WHAT YOU NEED TO DO: Only a number is wanted: how many lines in the records below contain "receive"?

— BEGIN —

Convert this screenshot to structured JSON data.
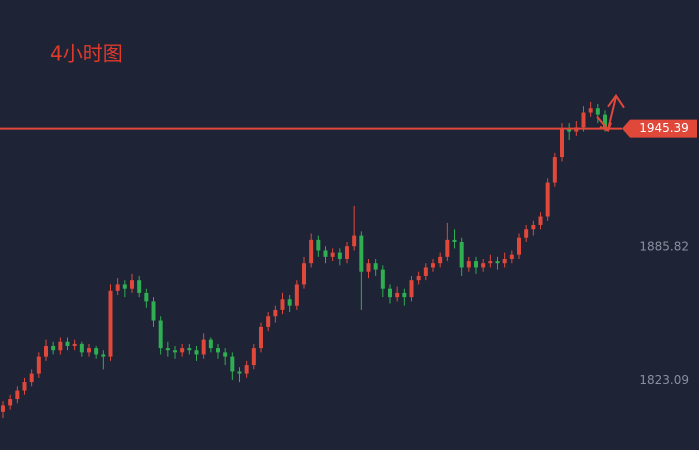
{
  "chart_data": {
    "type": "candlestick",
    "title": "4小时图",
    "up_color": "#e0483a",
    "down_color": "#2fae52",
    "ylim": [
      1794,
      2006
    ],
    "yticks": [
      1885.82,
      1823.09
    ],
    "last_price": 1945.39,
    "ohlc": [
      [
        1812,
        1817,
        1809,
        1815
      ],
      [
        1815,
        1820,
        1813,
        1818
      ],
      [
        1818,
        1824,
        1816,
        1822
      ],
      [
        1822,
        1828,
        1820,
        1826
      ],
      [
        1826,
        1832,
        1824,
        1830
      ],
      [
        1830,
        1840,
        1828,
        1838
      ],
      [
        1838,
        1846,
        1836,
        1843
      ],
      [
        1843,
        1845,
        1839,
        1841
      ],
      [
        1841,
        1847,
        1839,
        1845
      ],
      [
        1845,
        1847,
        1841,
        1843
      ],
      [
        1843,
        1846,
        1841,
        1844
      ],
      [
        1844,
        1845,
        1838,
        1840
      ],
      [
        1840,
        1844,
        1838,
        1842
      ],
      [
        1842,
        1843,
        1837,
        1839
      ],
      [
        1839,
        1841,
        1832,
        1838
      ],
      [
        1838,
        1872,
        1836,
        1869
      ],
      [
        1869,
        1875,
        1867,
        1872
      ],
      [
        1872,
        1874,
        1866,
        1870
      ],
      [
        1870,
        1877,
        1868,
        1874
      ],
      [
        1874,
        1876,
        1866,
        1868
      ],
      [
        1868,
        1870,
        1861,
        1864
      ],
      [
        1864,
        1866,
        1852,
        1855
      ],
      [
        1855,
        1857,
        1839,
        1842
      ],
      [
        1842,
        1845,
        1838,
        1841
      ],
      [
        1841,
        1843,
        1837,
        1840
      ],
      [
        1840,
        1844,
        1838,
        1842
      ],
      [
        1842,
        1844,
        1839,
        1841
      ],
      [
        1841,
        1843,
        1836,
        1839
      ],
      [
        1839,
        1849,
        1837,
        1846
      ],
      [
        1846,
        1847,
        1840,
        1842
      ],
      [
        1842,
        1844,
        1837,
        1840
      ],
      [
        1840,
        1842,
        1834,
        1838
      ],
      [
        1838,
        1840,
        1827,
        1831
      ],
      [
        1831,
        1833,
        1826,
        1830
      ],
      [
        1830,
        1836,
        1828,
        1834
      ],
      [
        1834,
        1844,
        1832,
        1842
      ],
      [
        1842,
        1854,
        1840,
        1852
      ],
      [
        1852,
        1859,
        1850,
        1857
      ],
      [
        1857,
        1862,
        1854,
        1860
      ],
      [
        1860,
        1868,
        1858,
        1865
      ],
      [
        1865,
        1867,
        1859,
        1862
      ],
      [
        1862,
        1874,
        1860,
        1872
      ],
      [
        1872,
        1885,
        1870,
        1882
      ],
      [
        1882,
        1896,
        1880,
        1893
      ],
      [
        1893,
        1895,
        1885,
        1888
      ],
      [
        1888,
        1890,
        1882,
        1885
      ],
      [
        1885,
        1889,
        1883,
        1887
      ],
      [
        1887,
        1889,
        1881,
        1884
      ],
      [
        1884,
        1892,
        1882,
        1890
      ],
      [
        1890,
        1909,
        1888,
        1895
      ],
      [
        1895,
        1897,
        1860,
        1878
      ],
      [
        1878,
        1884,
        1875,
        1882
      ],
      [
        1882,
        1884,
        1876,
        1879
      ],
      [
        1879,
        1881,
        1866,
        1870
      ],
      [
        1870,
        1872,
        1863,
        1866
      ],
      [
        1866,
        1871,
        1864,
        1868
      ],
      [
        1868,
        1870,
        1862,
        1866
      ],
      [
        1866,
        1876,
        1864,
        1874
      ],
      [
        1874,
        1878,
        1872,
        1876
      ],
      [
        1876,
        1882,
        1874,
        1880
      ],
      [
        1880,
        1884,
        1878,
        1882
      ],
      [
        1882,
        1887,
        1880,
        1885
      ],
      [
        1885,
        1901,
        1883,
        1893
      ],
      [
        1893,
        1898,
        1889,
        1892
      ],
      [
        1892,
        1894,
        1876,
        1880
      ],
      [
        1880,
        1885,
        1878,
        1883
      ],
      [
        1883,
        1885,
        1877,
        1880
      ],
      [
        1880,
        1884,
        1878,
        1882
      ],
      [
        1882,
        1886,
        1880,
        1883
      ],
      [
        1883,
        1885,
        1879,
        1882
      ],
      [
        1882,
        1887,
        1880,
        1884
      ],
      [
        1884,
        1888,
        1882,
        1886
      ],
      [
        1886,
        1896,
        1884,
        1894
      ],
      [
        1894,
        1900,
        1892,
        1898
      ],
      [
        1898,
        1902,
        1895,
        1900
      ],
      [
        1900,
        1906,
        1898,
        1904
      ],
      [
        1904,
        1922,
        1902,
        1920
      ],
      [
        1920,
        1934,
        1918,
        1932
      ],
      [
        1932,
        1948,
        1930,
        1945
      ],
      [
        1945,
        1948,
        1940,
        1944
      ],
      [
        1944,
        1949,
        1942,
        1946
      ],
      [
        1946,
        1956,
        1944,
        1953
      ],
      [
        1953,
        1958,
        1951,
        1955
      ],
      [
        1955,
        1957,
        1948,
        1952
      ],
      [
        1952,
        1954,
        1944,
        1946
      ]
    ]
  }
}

— END —
— BEGIN —

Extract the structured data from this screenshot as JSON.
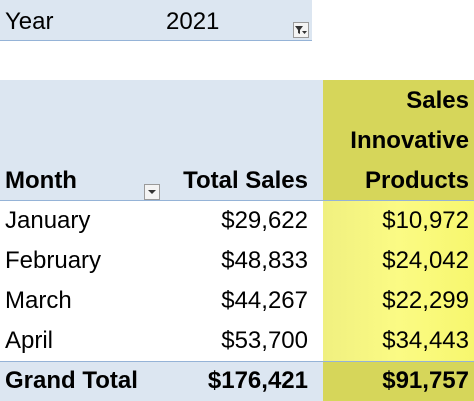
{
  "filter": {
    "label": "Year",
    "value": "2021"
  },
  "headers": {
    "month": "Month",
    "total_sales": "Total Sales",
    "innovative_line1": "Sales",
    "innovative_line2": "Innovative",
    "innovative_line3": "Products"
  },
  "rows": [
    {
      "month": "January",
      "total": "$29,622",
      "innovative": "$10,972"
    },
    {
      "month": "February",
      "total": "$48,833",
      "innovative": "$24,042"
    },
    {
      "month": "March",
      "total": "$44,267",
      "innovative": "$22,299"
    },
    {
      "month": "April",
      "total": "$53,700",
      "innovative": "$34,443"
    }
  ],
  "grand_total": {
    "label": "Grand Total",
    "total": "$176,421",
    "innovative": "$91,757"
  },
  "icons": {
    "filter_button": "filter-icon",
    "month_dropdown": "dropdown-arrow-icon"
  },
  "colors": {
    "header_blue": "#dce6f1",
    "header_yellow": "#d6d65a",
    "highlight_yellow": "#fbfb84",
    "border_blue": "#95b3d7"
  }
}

— END —
— BEGIN —

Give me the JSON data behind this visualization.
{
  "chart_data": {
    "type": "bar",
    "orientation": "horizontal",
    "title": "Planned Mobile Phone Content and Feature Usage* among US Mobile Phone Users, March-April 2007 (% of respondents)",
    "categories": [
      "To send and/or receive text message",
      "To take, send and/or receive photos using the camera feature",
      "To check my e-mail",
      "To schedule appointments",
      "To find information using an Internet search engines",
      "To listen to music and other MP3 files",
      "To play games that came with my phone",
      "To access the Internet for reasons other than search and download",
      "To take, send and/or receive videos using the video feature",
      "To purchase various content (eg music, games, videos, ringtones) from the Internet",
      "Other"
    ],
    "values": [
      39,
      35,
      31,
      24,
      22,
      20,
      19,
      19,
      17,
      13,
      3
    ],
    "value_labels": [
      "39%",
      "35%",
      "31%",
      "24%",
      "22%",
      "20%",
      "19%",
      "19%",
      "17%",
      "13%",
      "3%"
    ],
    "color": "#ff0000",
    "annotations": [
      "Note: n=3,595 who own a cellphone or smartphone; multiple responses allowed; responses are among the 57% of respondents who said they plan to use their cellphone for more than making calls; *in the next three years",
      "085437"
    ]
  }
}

— END —

FULL OUTPUT: 3